- Exercise directions
Reproduce all the entries precisely.

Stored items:
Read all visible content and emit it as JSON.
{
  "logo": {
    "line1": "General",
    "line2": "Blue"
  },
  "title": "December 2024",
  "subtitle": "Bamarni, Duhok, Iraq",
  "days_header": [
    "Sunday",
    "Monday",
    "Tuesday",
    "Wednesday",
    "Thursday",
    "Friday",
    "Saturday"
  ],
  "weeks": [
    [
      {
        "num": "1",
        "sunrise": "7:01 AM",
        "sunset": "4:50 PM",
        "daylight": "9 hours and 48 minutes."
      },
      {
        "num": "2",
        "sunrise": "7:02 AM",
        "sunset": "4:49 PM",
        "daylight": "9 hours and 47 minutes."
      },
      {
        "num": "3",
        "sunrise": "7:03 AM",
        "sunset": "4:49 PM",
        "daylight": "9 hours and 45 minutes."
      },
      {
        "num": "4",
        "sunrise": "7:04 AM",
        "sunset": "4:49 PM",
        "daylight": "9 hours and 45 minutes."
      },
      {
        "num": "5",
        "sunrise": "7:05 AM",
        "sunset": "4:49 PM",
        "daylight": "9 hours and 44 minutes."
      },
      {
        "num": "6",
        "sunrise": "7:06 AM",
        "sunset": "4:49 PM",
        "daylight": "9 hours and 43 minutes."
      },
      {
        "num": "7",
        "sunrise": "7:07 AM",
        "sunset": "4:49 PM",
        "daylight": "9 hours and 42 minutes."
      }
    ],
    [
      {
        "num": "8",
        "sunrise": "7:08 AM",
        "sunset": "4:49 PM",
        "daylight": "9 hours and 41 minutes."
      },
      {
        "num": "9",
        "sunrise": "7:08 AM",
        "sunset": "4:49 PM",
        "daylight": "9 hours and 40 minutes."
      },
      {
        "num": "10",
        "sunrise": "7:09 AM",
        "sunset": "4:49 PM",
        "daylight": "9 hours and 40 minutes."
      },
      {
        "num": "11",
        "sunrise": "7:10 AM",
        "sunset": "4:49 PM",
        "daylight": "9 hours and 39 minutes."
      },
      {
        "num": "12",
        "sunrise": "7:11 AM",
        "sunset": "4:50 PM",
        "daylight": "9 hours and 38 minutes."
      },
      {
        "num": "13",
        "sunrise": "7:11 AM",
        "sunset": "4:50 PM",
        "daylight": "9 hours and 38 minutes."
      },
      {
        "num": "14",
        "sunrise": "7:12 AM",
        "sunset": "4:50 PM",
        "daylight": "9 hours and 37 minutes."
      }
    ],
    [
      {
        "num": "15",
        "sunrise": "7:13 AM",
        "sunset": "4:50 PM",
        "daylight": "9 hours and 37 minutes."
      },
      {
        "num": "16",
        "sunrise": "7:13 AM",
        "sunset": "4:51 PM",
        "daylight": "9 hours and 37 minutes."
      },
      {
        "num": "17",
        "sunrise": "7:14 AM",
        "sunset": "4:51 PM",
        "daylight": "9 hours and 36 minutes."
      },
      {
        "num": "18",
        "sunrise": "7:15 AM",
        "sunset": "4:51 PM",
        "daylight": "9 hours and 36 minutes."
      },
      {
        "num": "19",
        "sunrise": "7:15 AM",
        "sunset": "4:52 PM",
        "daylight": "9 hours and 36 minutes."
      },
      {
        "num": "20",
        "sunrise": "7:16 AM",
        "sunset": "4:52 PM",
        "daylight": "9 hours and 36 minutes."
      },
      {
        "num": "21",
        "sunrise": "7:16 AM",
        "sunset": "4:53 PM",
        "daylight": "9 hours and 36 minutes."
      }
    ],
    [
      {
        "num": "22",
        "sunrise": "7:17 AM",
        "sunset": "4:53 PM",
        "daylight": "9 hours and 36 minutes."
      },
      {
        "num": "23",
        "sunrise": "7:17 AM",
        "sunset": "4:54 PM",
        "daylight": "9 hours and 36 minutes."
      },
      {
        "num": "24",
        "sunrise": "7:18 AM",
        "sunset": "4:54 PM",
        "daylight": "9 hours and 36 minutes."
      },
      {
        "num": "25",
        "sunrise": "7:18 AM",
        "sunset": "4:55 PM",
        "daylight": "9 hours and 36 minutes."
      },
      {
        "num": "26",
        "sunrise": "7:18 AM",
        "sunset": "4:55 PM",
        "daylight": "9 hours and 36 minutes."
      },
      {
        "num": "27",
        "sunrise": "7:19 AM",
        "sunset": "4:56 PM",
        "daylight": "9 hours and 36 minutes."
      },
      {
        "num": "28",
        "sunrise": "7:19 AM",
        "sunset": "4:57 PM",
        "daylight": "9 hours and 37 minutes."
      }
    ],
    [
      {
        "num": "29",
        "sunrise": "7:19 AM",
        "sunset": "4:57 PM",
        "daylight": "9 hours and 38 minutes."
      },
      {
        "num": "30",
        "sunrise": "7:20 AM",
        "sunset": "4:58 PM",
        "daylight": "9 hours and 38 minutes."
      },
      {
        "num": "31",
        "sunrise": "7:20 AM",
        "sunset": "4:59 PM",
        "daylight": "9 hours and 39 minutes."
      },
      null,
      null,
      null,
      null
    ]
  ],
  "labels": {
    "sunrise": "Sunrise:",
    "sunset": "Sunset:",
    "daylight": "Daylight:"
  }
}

- Task output
Read all visible content and emit it as JSON.
{
  "logo": {
    "line1": "General",
    "line2": "Blue"
  },
  "title": "December 2024",
  "subtitle": "Bamarni, Duhok, Iraq",
  "days_header": [
    "Sunday",
    "Monday",
    "Tuesday",
    "Wednesday",
    "Thursday",
    "Friday",
    "Saturday"
  ],
  "weeks": [
    [
      {
        "num": "1",
        "sunrise": "7:01 AM",
        "sunset": "4:50 PM",
        "daylight": "9 hours and 48 minutes."
      },
      {
        "num": "2",
        "sunrise": "7:02 AM",
        "sunset": "4:49 PM",
        "daylight": "9 hours and 47 minutes."
      },
      {
        "num": "3",
        "sunrise": "7:03 AM",
        "sunset": "4:49 PM",
        "daylight": "9 hours and 45 minutes."
      },
      {
        "num": "4",
        "sunrise": "7:04 AM",
        "sunset": "4:49 PM",
        "daylight": "9 hours and 45 minutes."
      },
      {
        "num": "5",
        "sunrise": "7:05 AM",
        "sunset": "4:49 PM",
        "daylight": "9 hours and 44 minutes."
      },
      {
        "num": "6",
        "sunrise": "7:06 AM",
        "sunset": "4:49 PM",
        "daylight": "9 hours and 43 minutes."
      },
      {
        "num": "7",
        "sunrise": "7:07 AM",
        "sunset": "4:49 PM",
        "daylight": "9 hours and 42 minutes."
      }
    ],
    [
      {
        "num": "8",
        "sunrise": "7:08 AM",
        "sunset": "4:49 PM",
        "daylight": "9 hours and 41 minutes."
      },
      {
        "num": "9",
        "sunrise": "7:08 AM",
        "sunset": "4:49 PM",
        "daylight": "9 hours and 40 minutes."
      },
      {
        "num": "10",
        "sunrise": "7:09 AM",
        "sunset": "4:49 PM",
        "daylight": "9 hours and 40 minutes."
      },
      {
        "num": "11",
        "sunrise": "7:10 AM",
        "sunset": "4:49 PM",
        "daylight": "9 hours and 39 minutes."
      },
      {
        "num": "12",
        "sunrise": "7:11 AM",
        "sunset": "4:50 PM",
        "daylight": "9 hours and 38 minutes."
      },
      {
        "num": "13",
        "sunrise": "7:11 AM",
        "sunset": "4:50 PM",
        "daylight": "9 hours and 38 minutes."
      },
      {
        "num": "14",
        "sunrise": "7:12 AM",
        "sunset": "4:50 PM",
        "daylight": "9 hours and 37 minutes."
      }
    ],
    [
      {
        "num": "15",
        "sunrise": "7:13 AM",
        "sunset": "4:50 PM",
        "daylight": "9 hours and 37 minutes."
      },
      {
        "num": "16",
        "sunrise": "7:13 AM",
        "sunset": "4:51 PM",
        "daylight": "9 hours and 37 minutes."
      },
      {
        "num": "17",
        "sunrise": "7:14 AM",
        "sunset": "4:51 PM",
        "daylight": "9 hours and 36 minutes."
      },
      {
        "num": "18",
        "sunrise": "7:15 AM",
        "sunset": "4:51 PM",
        "daylight": "9 hours and 36 minutes."
      },
      {
        "num": "19",
        "sunrise": "7:15 AM",
        "sunset": "4:52 PM",
        "daylight": "9 hours and 36 minutes."
      },
      {
        "num": "20",
        "sunrise": "7:16 AM",
        "sunset": "4:52 PM",
        "daylight": "9 hours and 36 minutes."
      },
      {
        "num": "21",
        "sunrise": "7:16 AM",
        "sunset": "4:53 PM",
        "daylight": "9 hours and 36 minutes."
      }
    ],
    [
      {
        "num": "22",
        "sunrise": "7:17 AM",
        "sunset": "4:53 PM",
        "daylight": "9 hours and 36 minutes."
      },
      {
        "num": "23",
        "sunrise": "7:17 AM",
        "sunset": "4:54 PM",
        "daylight": "9 hours and 36 minutes."
      },
      {
        "num": "24",
        "sunrise": "7:18 AM",
        "sunset": "4:54 PM",
        "daylight": "9 hours and 36 minutes."
      },
      {
        "num": "25",
        "sunrise": "7:18 AM",
        "sunset": "4:55 PM",
        "daylight": "9 hours and 36 minutes."
      },
      {
        "num": "26",
        "sunrise": "7:18 AM",
        "sunset": "4:55 PM",
        "daylight": "9 hours and 36 minutes."
      },
      {
        "num": "27",
        "sunrise": "7:19 AM",
        "sunset": "4:56 PM",
        "daylight": "9 hours and 36 minutes."
      },
      {
        "num": "28",
        "sunrise": "7:19 AM",
        "sunset": "4:57 PM",
        "daylight": "9 hours and 37 minutes."
      }
    ],
    [
      {
        "num": "29",
        "sunrise": "7:19 AM",
        "sunset": "4:57 PM",
        "daylight": "9 hours and 38 minutes."
      },
      {
        "num": "30",
        "sunrise": "7:20 AM",
        "sunset": "4:58 PM",
        "daylight": "9 hours and 38 minutes."
      },
      {
        "num": "31",
        "sunrise": "7:20 AM",
        "sunset": "4:59 PM",
        "daylight": "9 hours and 39 minutes."
      },
      null,
      null,
      null,
      null
    ]
  ],
  "labels": {
    "sunrise": "Sunrise:",
    "sunset": "Sunset:",
    "daylight": "Daylight:"
  }
}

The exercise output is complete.